### [TASK OBJECTIVE]
State how many lines of the records contain the string "night". Give the number alone.

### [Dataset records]

####################

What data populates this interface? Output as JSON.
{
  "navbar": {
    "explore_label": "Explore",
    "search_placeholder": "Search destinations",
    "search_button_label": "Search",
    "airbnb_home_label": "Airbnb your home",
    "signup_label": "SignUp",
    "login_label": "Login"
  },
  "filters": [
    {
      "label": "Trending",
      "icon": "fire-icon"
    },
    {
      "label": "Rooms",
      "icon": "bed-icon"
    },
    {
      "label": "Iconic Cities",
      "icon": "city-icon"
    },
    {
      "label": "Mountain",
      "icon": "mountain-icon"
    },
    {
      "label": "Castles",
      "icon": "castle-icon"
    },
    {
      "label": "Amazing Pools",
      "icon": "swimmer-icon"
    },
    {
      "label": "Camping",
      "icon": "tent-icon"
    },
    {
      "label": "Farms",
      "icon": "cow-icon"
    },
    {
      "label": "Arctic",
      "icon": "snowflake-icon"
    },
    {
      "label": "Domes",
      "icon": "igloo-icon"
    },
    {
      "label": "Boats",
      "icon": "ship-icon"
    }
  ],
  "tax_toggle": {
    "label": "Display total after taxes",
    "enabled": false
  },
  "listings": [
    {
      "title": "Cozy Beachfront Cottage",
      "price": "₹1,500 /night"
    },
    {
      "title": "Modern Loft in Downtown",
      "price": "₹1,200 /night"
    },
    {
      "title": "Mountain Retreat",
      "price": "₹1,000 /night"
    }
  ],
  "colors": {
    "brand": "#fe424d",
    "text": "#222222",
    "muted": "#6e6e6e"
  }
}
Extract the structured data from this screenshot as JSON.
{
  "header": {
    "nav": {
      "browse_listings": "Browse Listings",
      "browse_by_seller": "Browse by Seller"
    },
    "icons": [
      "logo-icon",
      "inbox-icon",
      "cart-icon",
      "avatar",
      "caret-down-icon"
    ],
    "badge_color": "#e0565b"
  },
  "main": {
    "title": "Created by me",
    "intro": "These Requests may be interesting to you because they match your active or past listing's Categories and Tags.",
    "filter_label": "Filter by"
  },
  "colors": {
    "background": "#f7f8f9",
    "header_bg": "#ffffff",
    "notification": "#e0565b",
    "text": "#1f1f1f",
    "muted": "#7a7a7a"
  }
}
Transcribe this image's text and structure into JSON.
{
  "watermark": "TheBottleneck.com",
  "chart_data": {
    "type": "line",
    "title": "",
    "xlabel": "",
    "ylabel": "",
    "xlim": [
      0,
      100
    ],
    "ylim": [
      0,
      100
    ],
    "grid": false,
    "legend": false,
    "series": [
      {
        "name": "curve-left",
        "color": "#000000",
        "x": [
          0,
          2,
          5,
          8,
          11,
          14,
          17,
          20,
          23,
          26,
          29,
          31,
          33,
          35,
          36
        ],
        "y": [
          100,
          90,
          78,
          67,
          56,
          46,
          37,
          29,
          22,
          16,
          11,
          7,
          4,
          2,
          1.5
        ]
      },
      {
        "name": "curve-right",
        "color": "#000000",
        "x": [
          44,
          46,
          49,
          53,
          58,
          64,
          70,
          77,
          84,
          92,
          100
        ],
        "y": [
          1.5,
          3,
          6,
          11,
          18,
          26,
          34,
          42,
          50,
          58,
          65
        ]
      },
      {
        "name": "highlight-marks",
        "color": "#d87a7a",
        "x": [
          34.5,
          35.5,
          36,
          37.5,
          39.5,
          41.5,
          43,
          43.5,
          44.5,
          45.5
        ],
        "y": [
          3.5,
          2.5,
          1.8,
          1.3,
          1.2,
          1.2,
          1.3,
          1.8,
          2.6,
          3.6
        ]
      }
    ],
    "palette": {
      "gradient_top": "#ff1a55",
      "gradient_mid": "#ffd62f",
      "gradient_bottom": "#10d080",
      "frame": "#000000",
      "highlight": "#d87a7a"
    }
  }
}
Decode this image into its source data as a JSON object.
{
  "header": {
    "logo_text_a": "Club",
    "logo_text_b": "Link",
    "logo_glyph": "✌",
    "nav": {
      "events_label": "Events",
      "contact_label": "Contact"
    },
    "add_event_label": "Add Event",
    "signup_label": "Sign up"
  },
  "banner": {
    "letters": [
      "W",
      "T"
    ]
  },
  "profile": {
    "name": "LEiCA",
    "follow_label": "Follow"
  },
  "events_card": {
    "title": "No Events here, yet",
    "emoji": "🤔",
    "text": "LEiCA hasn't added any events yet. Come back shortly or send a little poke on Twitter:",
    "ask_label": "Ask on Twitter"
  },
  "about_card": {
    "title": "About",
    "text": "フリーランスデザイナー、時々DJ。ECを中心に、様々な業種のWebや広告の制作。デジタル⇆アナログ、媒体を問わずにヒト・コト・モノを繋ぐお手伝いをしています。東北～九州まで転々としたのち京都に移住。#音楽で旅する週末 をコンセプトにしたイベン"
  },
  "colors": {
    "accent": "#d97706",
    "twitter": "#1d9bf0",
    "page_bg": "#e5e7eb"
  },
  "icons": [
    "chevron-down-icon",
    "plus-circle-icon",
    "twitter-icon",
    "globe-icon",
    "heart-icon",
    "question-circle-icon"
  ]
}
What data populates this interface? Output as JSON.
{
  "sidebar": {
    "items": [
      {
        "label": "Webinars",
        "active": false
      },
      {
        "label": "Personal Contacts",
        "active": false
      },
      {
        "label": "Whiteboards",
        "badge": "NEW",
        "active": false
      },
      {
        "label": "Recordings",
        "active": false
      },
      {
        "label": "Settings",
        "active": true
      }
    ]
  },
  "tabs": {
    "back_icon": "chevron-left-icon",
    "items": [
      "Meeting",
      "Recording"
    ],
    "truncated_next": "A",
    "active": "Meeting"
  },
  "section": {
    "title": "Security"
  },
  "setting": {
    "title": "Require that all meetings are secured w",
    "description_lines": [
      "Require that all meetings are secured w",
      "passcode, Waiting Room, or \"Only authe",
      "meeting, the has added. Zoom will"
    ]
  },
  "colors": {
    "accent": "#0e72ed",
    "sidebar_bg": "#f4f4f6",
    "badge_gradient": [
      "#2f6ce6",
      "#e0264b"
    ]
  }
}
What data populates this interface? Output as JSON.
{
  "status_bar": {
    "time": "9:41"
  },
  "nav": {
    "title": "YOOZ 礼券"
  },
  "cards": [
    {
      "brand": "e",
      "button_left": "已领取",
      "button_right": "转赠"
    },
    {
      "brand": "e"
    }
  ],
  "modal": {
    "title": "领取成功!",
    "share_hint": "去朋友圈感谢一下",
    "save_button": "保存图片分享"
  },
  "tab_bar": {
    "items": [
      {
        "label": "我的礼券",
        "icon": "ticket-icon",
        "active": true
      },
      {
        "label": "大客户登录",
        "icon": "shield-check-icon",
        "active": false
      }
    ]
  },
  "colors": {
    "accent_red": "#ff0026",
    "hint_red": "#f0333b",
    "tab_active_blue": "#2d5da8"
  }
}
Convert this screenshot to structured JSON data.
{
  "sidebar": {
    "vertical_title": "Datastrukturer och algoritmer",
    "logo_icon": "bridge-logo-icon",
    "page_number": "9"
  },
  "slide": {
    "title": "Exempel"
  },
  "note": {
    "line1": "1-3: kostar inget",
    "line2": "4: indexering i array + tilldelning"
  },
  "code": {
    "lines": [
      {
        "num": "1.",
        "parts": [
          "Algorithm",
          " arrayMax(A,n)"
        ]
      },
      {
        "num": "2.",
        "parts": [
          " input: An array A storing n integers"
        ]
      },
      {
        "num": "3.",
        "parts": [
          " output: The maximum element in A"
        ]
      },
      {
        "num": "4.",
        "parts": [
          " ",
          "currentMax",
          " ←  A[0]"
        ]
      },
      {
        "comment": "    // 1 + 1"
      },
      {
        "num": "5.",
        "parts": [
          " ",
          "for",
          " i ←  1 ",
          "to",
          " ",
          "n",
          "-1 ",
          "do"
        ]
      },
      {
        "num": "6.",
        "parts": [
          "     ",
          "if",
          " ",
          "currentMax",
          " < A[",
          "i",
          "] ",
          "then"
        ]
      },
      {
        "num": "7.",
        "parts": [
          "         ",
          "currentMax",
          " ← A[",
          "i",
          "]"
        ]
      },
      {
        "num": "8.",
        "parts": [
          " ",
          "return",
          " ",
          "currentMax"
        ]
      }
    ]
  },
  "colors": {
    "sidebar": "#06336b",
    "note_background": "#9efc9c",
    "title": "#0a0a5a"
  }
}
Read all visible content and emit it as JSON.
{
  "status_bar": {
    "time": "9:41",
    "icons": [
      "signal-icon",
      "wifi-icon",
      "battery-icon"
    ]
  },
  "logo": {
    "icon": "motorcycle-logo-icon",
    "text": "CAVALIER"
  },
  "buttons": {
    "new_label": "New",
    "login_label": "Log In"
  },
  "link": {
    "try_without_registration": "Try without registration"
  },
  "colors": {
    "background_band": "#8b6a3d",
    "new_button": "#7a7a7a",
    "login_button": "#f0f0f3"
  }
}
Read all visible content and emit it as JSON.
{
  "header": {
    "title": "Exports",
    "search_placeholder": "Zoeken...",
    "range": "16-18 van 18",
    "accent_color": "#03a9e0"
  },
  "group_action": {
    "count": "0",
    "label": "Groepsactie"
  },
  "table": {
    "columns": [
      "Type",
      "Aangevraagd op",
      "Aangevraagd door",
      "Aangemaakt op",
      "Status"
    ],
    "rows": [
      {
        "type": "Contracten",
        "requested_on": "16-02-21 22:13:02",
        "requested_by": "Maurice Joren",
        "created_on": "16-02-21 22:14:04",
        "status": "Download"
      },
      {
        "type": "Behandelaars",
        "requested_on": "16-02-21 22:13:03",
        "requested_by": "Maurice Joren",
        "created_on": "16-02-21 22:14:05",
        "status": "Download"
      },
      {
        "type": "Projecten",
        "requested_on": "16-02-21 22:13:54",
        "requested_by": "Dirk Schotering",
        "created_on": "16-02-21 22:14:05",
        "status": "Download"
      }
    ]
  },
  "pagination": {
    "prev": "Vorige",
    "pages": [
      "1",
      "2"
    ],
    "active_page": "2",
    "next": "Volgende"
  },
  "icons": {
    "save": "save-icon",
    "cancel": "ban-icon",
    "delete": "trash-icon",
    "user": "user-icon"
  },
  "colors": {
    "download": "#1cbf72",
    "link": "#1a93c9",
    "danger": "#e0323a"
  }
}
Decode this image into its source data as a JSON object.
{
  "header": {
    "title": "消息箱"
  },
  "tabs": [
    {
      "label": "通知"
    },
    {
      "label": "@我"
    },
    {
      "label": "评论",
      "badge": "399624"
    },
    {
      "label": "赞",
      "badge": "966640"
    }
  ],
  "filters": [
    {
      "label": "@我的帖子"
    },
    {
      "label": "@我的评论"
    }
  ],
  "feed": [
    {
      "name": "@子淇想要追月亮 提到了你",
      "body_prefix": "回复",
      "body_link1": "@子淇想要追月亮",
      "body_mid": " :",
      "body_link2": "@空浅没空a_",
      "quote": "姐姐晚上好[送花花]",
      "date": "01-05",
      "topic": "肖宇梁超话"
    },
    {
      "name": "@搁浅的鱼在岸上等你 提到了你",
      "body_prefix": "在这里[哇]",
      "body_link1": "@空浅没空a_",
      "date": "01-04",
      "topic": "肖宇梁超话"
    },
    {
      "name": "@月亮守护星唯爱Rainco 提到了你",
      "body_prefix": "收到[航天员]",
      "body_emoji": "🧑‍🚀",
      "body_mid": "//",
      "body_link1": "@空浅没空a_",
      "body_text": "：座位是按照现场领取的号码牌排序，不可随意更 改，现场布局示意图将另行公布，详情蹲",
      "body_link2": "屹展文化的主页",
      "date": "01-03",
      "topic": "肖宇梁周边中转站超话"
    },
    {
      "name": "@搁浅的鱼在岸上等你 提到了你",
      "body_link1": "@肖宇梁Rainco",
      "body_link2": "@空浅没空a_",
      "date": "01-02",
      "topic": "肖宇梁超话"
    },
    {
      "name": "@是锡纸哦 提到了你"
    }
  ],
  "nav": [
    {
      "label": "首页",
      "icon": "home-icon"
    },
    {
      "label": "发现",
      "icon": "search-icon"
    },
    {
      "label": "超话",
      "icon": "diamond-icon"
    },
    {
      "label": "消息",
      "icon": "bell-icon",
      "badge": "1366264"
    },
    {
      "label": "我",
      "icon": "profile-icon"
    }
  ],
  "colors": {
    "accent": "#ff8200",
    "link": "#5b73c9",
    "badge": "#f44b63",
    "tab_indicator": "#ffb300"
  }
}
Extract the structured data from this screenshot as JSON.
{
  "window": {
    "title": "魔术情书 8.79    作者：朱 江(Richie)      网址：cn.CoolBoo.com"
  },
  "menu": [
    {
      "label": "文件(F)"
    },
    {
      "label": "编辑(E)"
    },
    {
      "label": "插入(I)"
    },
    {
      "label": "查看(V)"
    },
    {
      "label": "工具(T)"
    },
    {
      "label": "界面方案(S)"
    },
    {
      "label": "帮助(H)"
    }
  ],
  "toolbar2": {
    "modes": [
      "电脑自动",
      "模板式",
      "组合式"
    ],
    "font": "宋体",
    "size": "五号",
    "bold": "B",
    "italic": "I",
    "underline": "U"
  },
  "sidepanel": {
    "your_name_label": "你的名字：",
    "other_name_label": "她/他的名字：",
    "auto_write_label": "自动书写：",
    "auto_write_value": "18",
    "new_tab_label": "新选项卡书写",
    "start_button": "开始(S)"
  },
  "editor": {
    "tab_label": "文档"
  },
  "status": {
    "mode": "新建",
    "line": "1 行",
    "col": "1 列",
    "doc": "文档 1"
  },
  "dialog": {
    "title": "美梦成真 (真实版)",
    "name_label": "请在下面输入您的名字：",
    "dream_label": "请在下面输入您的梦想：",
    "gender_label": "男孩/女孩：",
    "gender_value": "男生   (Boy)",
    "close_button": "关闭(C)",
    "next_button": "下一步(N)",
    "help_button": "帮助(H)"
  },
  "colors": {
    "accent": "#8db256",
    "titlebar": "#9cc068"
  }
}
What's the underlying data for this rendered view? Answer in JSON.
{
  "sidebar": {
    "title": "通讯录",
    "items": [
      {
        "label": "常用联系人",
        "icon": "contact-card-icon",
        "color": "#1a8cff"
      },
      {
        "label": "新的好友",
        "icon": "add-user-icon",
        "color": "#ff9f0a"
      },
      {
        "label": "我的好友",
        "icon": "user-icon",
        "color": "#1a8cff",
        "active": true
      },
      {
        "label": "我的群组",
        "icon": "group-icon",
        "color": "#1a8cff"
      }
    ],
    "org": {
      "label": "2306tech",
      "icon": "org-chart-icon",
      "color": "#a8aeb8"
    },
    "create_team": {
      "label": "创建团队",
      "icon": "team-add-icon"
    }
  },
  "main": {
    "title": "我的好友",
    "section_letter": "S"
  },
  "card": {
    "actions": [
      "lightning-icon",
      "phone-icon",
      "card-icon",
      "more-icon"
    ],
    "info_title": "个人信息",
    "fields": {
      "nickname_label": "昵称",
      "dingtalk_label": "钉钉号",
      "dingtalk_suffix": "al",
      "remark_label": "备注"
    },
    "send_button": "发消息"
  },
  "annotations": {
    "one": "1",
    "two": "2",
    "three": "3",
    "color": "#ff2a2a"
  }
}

####################

### [RESPONSE FOR THIS EXERCISE]
3